- [Material for this task]
..........

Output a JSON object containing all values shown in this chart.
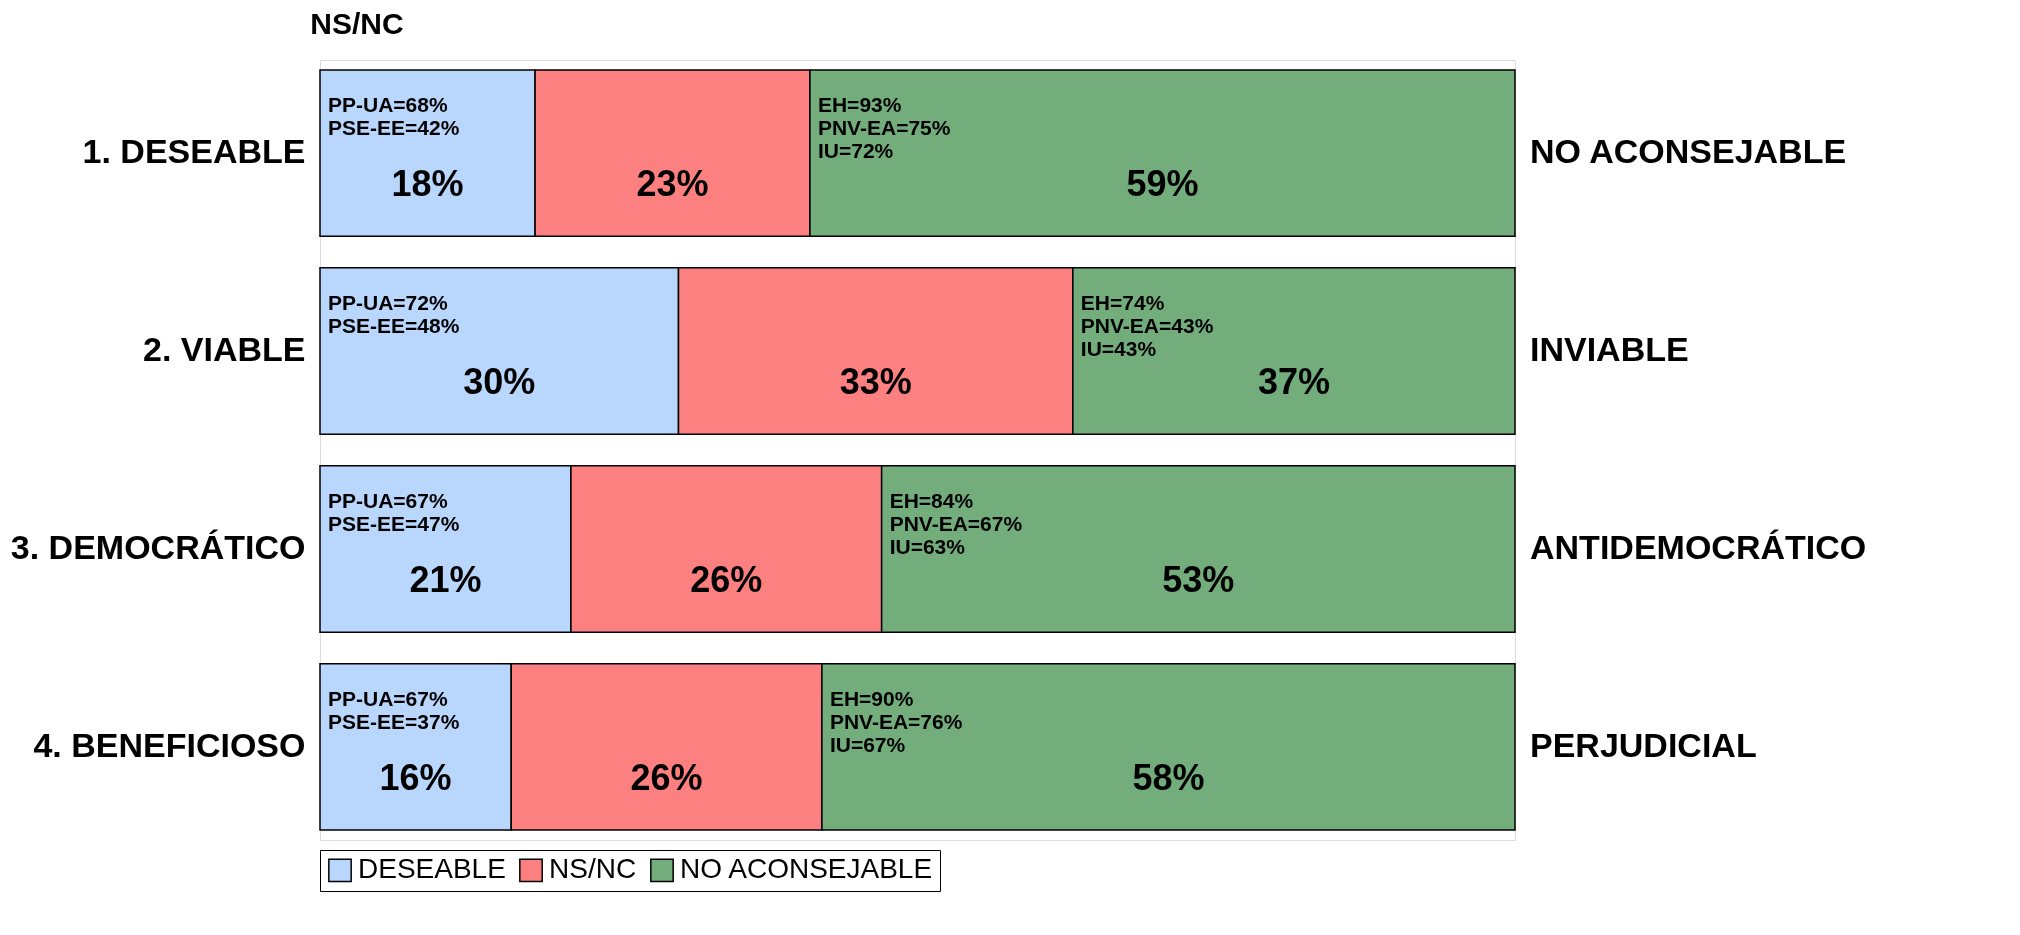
{
  "chart_data": {
    "type": "bar",
    "orientation": "horizontal",
    "stacked": true,
    "title": "NS/NC",
    "categories": [
      "1. DESEABLE",
      "2. VIABLE",
      "3. DEMOCRÁTICO",
      "4. BENEFICIOSO"
    ],
    "series": [
      {
        "name": "DESEABLE",
        "color": "#b9d7fc",
        "values": [
          18,
          30,
          21,
          16
        ],
        "value_labels": [
          "18%",
          "30%",
          "21%",
          "16%"
        ]
      },
      {
        "name": "NS/NC",
        "color": "#fd8080",
        "values": [
          23,
          33,
          26,
          26
        ],
        "value_labels": [
          "23%",
          "33%",
          "26%",
          "26%"
        ]
      },
      {
        "name": "NO ACONSEJABLE",
        "color": "#72ad7b",
        "values": [
          59,
          37,
          53,
          58
        ],
        "value_labels": [
          "59%",
          "37%",
          "53%",
          "58%"
        ]
      }
    ],
    "legend": "bottom",
    "annotations": [
      {
        "text": "PP-UA=68%\nPSE-EE=42%",
        "x": 0,
        "y": "1. DESEABLE"
      },
      {
        "text": "EH=93%\nPNV-EA=75%\nIU=72%",
        "x": 41,
        "y": "1. DESEABLE"
      },
      {
        "text": "PP-UA=72%\nPSE-EE=48%",
        "x": 0,
        "y": "2. VIABLE"
      },
      {
        "text": "EH=74%\nPNV-EA=43%\nIU=43%",
        "x": 63,
        "y": "2. VIABLE"
      },
      {
        "text": "PP-UA=67%\nPSE-EE=47%",
        "x": 0,
        "y": "3. DEMOCRÁTICO"
      },
      {
        "text": "EH=84%\nPNV-EA=67%\nIU=63%",
        "x": 47,
        "y": "3. DEMOCRÁTICO"
      },
      {
        "text": "PP-UA=67%\nPSE-EE=37%",
        "x": 0,
        "y": "4. BENEFICIOSO"
      },
      {
        "text": "EH=90%\nPNV-EA=76%\nIU=67%",
        "x": 42,
        "y": "4. BENEFICIOSO"
      },
      "NO ACONSEJABLE",
      "INVIABLE",
      "ANTIDEMOCRÁTICO",
      "PERJUDICIAL"
    ]
  }
}
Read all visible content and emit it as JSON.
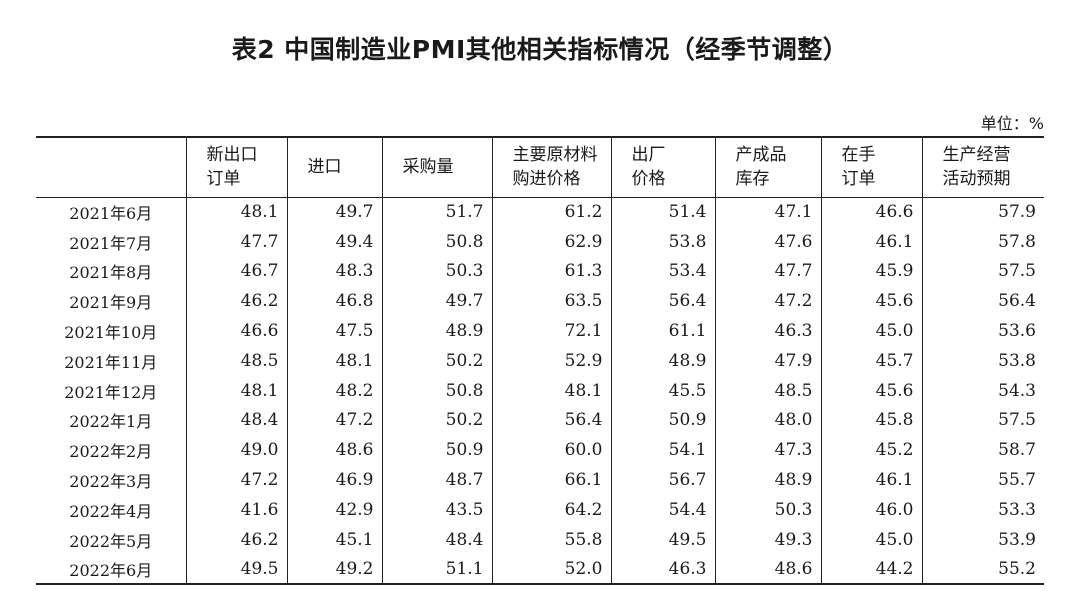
{
  "title": "表2 中国制造业PMI其他相关指标情况（经季节调整）",
  "unit": "单位：%",
  "columns": [
    "",
    "新出口\n订单",
    "进口",
    "采购量",
    "主要原材料\n购进价格",
    "出厂\n价格",
    "产成品\n库存",
    "在手\n订单",
    "生产经营\n活动预期"
  ],
  "rows": [
    [
      "2021年6月",
      "48.1",
      "49.7",
      "51.7",
      "61.2",
      "51.4",
      "47.1",
      "46.6",
      "57.9"
    ],
    [
      "2021年7月",
      "47.7",
      "49.4",
      "50.8",
      "62.9",
      "53.8",
      "47.6",
      "46.1",
      "57.8"
    ],
    [
      "2021年8月",
      "46.7",
      "48.3",
      "50.3",
      "61.3",
      "53.4",
      "47.7",
      "45.9",
      "57.5"
    ],
    [
      "2021年9月",
      "46.2",
      "46.8",
      "49.7",
      "63.5",
      "56.4",
      "47.2",
      "45.6",
      "56.4"
    ],
    [
      "2021年10月",
      "46.6",
      "47.5",
      "48.9",
      "72.1",
      "61.1",
      "46.3",
      "45.0",
      "53.6"
    ],
    [
      "2021年11月",
      "48.5",
      "48.1",
      "50.2",
      "52.9",
      "48.9",
      "47.9",
      "45.7",
      "53.8"
    ],
    [
      "2021年12月",
      "48.1",
      "48.2",
      "50.8",
      "48.1",
      "45.5",
      "48.5",
      "45.6",
      "54.3"
    ],
    [
      "2022年1月",
      "48.4",
      "47.2",
      "50.2",
      "56.4",
      "50.9",
      "48.0",
      "45.8",
      "57.5"
    ],
    [
      "2022年2月",
      "49.0",
      "48.6",
      "50.9",
      "60.0",
      "54.1",
      "47.3",
      "45.2",
      "58.7"
    ],
    [
      "2022年3月",
      "47.2",
      "46.9",
      "48.7",
      "66.1",
      "56.7",
      "48.9",
      "46.1",
      "55.7"
    ],
    [
      "2022年4月",
      "41.6",
      "42.9",
      "43.5",
      "64.2",
      "54.4",
      "50.3",
      "46.0",
      "53.3"
    ],
    [
      "2022年5月",
      "46.2",
      "45.1",
      "48.4",
      "55.8",
      "49.5",
      "49.3",
      "45.0",
      "53.9"
    ],
    [
      "2022年6月",
      "49.5",
      "49.2",
      "51.1",
      "52.0",
      "46.3",
      "48.6",
      "44.2",
      "55.2"
    ]
  ]
}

..........

- [What is being asked]
Except for the pictures, print the data above exactly.

- [Worked answer]
Output a JSON object containing all values shown in this chart.
{
  "chart_data": {
    "type": "bar",
    "orientation": "horizontal",
    "stacked": true,
    "title": "NS/NC",
    "categories": [
      "1. DESEABLE",
      "2. VIABLE",
      "3. DEMOCRÁTICO",
      "4. BENEFICIOSO"
    ],
    "series": [
      {
        "name": "DESEABLE",
        "color": "#b9d7fc",
        "values": [
          18,
          30,
          21,
          16
        ],
        "value_labels": [
          "18%",
          "30%",
          "21%",
          "16%"
        ]
      },
      {
        "name": "NS/NC",
        "color": "#fd8080",
        "values": [
          23,
          33,
          26,
          26
        ],
        "value_labels": [
          "23%",
          "33%",
          "26%",
          "26%"
        ]
      },
      {
        "name": "NO ACONSEJABLE",
        "color": "#72ad7b",
        "values": [
          59,
          37,
          53,
          58
        ],
        "value_labels": [
          "59%",
          "37%",
          "53%",
          "58%"
        ]
      }
    ],
    "legend": "bottom",
    "annotations": [
      {
        "text": "PP-UA=68%\nPSE-EE=42%",
        "x": 0,
        "y": "1. DESEABLE"
      },
      {
        "text": "EH=93%\nPNV-EA=75%\nIU=72%",
        "x": 41,
        "y": "1. DESEABLE"
      },
      {
        "text": "PP-UA=72%\nPSE-EE=48%",
        "x": 0,
        "y": "2. VIABLE"
      },
      {
        "text": "EH=74%\nPNV-EA=43%\nIU=43%",
        "x": 63,
        "y": "2. VIABLE"
      },
      {
        "text": "PP-UA=67%\nPSE-EE=47%",
        "x": 0,
        "y": "3. DEMOCRÁTICO"
      },
      {
        "text": "EH=84%\nPNV-EA=67%\nIU=63%",
        "x": 47,
        "y": "3. DEMOCRÁTICO"
      },
      {
        "text": "PP-UA=67%\nPSE-EE=37%",
        "x": 0,
        "y": "4. BENEFICIOSO"
      },
      {
        "text": "EH=90%\nPNV-EA=76%\nIU=67%",
        "x": 42,
        "y": "4. BENEFICIOSO"
      },
      "NO ACONSEJABLE",
      "INVIABLE",
      "ANTIDEMOCRÁTICO",
      "PERJUDICIAL"
    ]
  }
}
Read all visible content and emit it as JSON.
{
  "title": "表2 中国制造业PMI其他相关指标情况（经季节调整）",
  "unit": "单位：%",
  "columns": [
    "",
    "新出口\n订单",
    "进口",
    "采购量",
    "主要原材料\n购进价格",
    "出厂\n价格",
    "产成品\n库存",
    "在手\n订单",
    "生产经营\n活动预期"
  ],
  "rows": [
    [
      "2021年6月",
      "48.1",
      "49.7",
      "51.7",
      "61.2",
      "51.4",
      "47.1",
      "46.6",
      "57.9"
    ],
    [
      "2021年7月",
      "47.7",
      "49.4",
      "50.8",
      "62.9",
      "53.8",
      "47.6",
      "46.1",
      "57.8"
    ],
    [
      "2021年8月",
      "46.7",
      "48.3",
      "50.3",
      "61.3",
      "53.4",
      "47.7",
      "45.9",
      "57.5"
    ],
    [
      "2021年9月",
      "46.2",
      "46.8",
      "49.7",
      "63.5",
      "56.4",
      "47.2",
      "45.6",
      "56.4"
    ],
    [
      "2021年10月",
      "46.6",
      "47.5",
      "48.9",
      "72.1",
      "61.1",
      "46.3",
      "45.0",
      "53.6"
    ],
    [
      "2021年11月",
      "48.5",
      "48.1",
      "50.2",
      "52.9",
      "48.9",
      "47.9",
      "45.7",
      "53.8"
    ],
    [
      "2021年12月",
      "48.1",
      "48.2",
      "50.8",
      "48.1",
      "45.5",
      "48.5",
      "45.6",
      "54.3"
    ],
    [
      "2022年1月",
      "48.4",
      "47.2",
      "50.2",
      "56.4",
      "50.9",
      "48.0",
      "45.8",
      "57.5"
    ],
    [
      "2022年2月",
      "49.0",
      "48.6",
      "50.9",
      "60.0",
      "54.1",
      "47.3",
      "45.2",
      "58.7"
    ],
    [
      "2022年3月",
      "47.2",
      "46.9",
      "48.7",
      "66.1",
      "56.7",
      "48.9",
      "46.1",
      "55.7"
    ],
    [
      "2022年4月",
      "41.6",
      "42.9",
      "43.5",
      "64.2",
      "54.4",
      "50.3",
      "46.0",
      "53.3"
    ],
    [
      "2022年5月",
      "46.2",
      "45.1",
      "48.4",
      "55.8",
      "49.5",
      "49.3",
      "45.0",
      "53.9"
    ],
    [
      "2022年6月",
      "49.5",
      "49.2",
      "51.1",
      "52.0",
      "46.3",
      "48.6",
      "44.2",
      "55.2"
    ]
  ]
}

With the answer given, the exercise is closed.